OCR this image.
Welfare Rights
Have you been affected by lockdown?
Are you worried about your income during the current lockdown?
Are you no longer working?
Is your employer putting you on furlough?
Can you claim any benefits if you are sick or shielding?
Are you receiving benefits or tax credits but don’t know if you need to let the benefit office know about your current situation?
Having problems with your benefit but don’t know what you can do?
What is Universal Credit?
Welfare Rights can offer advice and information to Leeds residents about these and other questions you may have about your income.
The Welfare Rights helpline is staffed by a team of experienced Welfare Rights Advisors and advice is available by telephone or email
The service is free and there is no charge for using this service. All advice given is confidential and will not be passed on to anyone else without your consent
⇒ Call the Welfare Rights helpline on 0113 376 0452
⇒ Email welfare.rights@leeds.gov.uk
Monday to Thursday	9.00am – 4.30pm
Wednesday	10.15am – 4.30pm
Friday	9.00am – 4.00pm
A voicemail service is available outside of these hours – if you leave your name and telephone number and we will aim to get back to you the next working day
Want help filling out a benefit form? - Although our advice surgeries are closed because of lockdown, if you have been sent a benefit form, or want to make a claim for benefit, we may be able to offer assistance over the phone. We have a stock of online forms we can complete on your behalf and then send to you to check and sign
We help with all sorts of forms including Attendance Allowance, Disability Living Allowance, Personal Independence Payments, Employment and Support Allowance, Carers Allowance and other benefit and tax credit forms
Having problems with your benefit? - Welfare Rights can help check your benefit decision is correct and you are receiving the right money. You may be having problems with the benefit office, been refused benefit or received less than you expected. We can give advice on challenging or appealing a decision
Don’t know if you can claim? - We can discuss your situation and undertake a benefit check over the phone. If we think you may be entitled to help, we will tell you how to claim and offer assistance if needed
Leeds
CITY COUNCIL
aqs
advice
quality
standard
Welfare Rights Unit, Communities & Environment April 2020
---+---
▶ _GOAL OF THE EXERCISE_
Identify and copy all lines with the word "other".

▶ _FINISHED ANSWER_
Welfare Rights can offer advice and information to Leeds residents about these and other questions you may have about your income.
We help with all sorts of forms including Attendance Allowance, Disability Living Allowance, Personal Independence Payments, Employment and Support Allowance, Carers Allowance and other benefit and tax credit forms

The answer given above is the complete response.